[Records that describe figures]
┌──

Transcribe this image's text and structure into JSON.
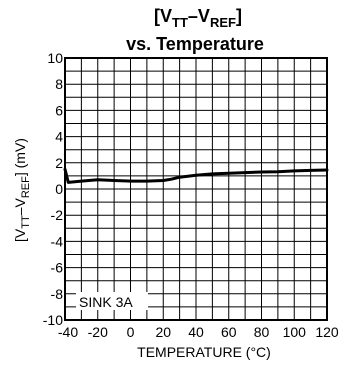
{
  "chart_data": {
    "type": "line",
    "title_parts": [
      "[V",
      "TT",
      "–V",
      "REF",
      "]"
    ],
    "subtitle": "vs. Temperature",
    "xlabel": "TEMPERATURE (°C)",
    "ylabel_parts": [
      "[V",
      "TT",
      "–V",
      "REF",
      "] (mV)"
    ],
    "xlim": [
      -40,
      120
    ],
    "ylim": [
      -10,
      10
    ],
    "x_ticks": [
      -40,
      -20,
      0,
      20,
      40,
      60,
      80,
      100,
      120
    ],
    "y_ticks": [
      10,
      8,
      6,
      4,
      2,
      0,
      -2,
      -4,
      -6,
      -8,
      -10
    ],
    "grid": true,
    "annotation": "SINK 3A",
    "series": [
      {
        "x": [
          -40,
          -38,
          -30,
          -20,
          -10,
          0,
          10,
          20,
          25,
          30,
          40,
          50,
          60,
          70,
          80,
          90,
          100,
          110,
          120
        ],
        "values": [
          1.5,
          0.5,
          0.6,
          0.7,
          0.65,
          0.6,
          0.6,
          0.65,
          0.75,
          0.9,
          1.05,
          1.15,
          1.2,
          1.25,
          1.3,
          1.32,
          1.38,
          1.42,
          1.45
        ]
      }
    ]
  }
}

└──

(EXERCISE DIRECTIONS)
Reproduce each line exactly as it appears, omitting the pictures.

(SOLUTION TO THIS PROBLEM)
Transcribe this image's text and structure into JSON.
{
  "chart_data": {
    "type": "line",
    "title_parts": [
      "[V",
      "TT",
      "–V",
      "REF",
      "]"
    ],
    "subtitle": "vs. Temperature",
    "xlabel": "TEMPERATURE (°C)",
    "ylabel_parts": [
      "[V",
      "TT",
      "–V",
      "REF",
      "] (mV)"
    ],
    "xlim": [
      -40,
      120
    ],
    "ylim": [
      -10,
      10
    ],
    "x_ticks": [
      -40,
      -20,
      0,
      20,
      40,
      60,
      80,
      100,
      120
    ],
    "y_ticks": [
      10,
      8,
      6,
      4,
      2,
      0,
      -2,
      -4,
      -6,
      -8,
      -10
    ],
    "grid": true,
    "annotation": "SINK 3A",
    "series": [
      {
        "x": [
          -40,
          -38,
          -30,
          -20,
          -10,
          0,
          10,
          20,
          25,
          30,
          40,
          50,
          60,
          70,
          80,
          90,
          100,
          110,
          120
        ],
        "values": [
          1.5,
          0.5,
          0.6,
          0.7,
          0.65,
          0.6,
          0.6,
          0.65,
          0.75,
          0.9,
          1.05,
          1.15,
          1.2,
          1.25,
          1.3,
          1.32,
          1.38,
          1.42,
          1.45
        ]
      }
    ]
  }
}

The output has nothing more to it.